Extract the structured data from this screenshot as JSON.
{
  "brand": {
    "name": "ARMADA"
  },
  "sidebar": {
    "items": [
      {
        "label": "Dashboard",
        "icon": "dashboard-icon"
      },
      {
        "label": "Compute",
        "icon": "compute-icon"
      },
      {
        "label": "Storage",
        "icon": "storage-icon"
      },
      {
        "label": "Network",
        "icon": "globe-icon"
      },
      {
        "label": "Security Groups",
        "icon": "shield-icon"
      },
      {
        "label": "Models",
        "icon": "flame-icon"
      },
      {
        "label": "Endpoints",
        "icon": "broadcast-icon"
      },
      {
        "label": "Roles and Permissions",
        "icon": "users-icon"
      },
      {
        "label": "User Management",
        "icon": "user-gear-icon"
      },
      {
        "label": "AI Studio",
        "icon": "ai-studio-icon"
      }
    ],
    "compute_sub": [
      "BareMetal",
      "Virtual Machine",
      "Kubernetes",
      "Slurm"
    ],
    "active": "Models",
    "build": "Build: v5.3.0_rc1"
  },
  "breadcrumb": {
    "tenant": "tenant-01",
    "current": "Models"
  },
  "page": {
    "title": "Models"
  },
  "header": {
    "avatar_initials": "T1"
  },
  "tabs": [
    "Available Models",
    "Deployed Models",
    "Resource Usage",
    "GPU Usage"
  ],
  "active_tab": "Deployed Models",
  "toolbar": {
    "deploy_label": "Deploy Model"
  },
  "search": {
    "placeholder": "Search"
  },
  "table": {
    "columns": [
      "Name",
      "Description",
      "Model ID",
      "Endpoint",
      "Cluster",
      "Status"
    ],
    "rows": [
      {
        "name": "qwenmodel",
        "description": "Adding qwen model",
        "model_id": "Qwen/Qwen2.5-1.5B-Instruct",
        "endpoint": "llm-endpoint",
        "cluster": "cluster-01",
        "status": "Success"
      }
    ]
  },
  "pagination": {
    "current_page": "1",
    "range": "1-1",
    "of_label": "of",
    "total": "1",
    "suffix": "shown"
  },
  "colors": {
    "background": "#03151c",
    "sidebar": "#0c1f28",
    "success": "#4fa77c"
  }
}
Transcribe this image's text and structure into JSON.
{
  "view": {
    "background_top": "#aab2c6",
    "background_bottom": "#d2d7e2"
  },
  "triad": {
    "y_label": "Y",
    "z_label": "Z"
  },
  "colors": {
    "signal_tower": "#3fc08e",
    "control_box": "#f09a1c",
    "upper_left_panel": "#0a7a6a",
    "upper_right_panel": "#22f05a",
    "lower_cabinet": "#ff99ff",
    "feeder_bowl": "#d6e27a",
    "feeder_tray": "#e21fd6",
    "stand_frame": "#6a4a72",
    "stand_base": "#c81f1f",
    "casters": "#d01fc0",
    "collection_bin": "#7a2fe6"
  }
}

# [Work to complete]
Where a line above contains the string "JSON", copy that line.

# [Exercise output]
Extract the structured data from this screenshot as JSON.
Transcribe this image's text and structure into JSON.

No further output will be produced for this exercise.